* _PROMPT_:
Identify and copy all lines of the material where the string "Sign" is found.

* _DATA TO PROCESS_:
□ □ □ □ □
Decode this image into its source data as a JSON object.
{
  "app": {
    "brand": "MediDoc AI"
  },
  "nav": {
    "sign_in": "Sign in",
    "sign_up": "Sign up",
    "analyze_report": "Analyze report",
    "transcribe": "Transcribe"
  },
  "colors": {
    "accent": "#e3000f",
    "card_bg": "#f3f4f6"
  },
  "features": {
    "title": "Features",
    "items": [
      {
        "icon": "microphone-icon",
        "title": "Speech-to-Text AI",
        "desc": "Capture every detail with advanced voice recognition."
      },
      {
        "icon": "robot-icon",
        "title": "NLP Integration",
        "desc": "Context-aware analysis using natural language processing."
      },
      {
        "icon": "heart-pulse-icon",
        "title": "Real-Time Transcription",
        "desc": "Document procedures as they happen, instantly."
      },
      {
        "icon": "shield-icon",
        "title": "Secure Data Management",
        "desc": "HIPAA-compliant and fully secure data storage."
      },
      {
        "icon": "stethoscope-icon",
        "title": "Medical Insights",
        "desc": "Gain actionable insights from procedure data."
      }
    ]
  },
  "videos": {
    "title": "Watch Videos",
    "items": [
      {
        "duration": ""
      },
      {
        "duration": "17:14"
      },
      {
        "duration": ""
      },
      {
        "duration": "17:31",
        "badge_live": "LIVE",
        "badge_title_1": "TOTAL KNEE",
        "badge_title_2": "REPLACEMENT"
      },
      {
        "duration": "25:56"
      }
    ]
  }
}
□ □ □ □ □
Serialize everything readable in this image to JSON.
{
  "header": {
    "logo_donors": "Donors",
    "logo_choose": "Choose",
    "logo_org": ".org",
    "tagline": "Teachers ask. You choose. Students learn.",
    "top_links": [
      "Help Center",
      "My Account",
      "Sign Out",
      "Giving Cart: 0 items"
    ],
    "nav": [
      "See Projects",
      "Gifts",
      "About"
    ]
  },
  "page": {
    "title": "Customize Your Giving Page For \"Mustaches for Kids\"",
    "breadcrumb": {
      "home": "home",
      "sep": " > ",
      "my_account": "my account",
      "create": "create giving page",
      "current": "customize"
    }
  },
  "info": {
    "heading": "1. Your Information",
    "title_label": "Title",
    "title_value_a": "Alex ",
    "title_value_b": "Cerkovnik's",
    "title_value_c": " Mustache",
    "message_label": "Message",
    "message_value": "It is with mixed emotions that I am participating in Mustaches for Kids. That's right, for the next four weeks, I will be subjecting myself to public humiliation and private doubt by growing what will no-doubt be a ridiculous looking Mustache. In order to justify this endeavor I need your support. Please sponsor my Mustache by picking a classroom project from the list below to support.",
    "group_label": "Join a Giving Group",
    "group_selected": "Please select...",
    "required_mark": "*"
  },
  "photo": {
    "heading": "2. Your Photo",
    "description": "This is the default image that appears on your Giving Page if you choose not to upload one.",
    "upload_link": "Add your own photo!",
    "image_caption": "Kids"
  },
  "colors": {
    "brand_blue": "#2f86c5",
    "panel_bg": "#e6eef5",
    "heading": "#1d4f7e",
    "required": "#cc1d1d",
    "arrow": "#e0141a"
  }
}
□ □ □ □ □
* _EXPECTED ANSWER_:
    "sign_in": "Sign in",
    "sign_up": "Sign up",
      "Sign Out",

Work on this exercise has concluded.